## Task requirements
Reproduce the listing below in its entirety. Change nothing.

## Records
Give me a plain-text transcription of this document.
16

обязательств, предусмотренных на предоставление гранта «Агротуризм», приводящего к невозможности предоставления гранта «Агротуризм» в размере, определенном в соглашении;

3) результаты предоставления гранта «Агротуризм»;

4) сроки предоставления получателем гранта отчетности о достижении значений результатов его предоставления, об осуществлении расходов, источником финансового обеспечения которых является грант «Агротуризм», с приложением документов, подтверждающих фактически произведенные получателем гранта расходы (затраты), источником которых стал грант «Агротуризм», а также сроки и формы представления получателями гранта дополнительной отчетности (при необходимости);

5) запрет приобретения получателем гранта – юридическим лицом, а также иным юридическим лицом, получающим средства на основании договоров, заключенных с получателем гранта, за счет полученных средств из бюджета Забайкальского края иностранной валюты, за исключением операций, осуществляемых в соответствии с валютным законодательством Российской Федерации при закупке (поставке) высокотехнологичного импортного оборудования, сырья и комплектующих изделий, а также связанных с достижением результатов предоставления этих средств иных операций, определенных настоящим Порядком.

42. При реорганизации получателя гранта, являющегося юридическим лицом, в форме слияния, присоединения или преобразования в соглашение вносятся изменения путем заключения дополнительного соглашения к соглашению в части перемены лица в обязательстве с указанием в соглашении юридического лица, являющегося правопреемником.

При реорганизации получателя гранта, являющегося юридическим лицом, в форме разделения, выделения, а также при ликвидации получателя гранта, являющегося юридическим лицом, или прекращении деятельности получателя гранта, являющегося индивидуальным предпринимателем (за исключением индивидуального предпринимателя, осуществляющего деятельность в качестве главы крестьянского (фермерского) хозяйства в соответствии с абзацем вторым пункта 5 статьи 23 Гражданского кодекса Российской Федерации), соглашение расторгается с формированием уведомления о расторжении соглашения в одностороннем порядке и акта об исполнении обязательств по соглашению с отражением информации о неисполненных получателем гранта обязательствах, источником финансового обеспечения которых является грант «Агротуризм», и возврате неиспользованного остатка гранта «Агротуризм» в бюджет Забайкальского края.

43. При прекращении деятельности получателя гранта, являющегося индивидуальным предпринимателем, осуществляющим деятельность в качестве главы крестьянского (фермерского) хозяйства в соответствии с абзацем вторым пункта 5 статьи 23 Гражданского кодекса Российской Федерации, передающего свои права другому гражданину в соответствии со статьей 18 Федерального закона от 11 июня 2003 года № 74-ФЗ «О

## Completed task
Give me a plain-text transcription of this document.
16

обязательств, предусмотренных на предоставление гранта «Агротуризм», приводящего к невозможности предоставления гранта «Агротуризм» в размере, определенном в соглашении;

3) результаты предоставления гранта «Агротуризм»;

4) сроки предоставления получателем гранта отчетности о достижении значений результатов его предоставления, об осуществлении расходов, источником финансового обеспечения которых является грант «Агротуризм», с приложением документов, подтверждающих фактически произведенные получателем гранта расходы (затраты), источником которых стал грант «Агротуризм», а также сроки и формы представления получателями гранта дополнительной отчетности (при необходимости);

5) запрет приобретения получателем гранта – юридическим лицом, а также иным юридическим лицом, получающим средства на основании договоров, заключенных с получателем гранта, за счет полученных средств из бюджета Забайкальского края иностранной валюты, за исключением операций, осуществляемых в соответствии с валютным законодательством Российской Федерации при закупке (поставке) высокотехнологичного импортного оборудования, сырья и комплектующих изделий, а также связанных с достижением результатов предоставления этих средств иных операций, определенных настоящим Порядком.

42. При реорганизации получателя гранта, являющегося юридическим лицом, в форме слияния, присоединения или преобразования в соглашение вносятся изменения путем заключения дополнительного соглашения к соглашению в части перемены лица в обязательстве с указанием в соглашении юридического лица, являющегося правопреемником.

При реорганизации получателя гранта, являющегося юридическим лицом, в форме разделения, выделения, а также при ликвидации получателя гранта, являющегося юридическим лицом, или прекращении деятельности получателя гранта, являющегося индивидуальным предпринимателем (за исключением индивидуального предпринимателя, осуществляющего деятельность в качестве главы крестьянского (фермерского) хозяйства в соответствии с абзацем вторым пункта 5 статьи 23 Гражданского кодекса Российской Федерации), соглашение расторгается с формированием уведомления о расторжении соглашения в одностороннем порядке и акта об исполнении обязательств по соглашению с отражением информации о неисполненных получателем гранта обязательствах, источником финансового обеспечения которых является грант «Агротуризм», и возврате неиспользованного остатка гранта «Агротуризм» в бюджет Забайкальского края.

43. При прекращении деятельности получателя гранта, являющегося индивидуальным предпринимателем, осуществляющим деятельность в качестве главы крестьянского (фермерского) хозяйства в соответствии с абзацем вторым пункта 5 статьи 23 Гражданского кодекса Российской Федерации, передающего свои права другому гражданину в соответствии со статьей 18 Федерального закона от 11 июня 2003 года № 74-ФЗ «О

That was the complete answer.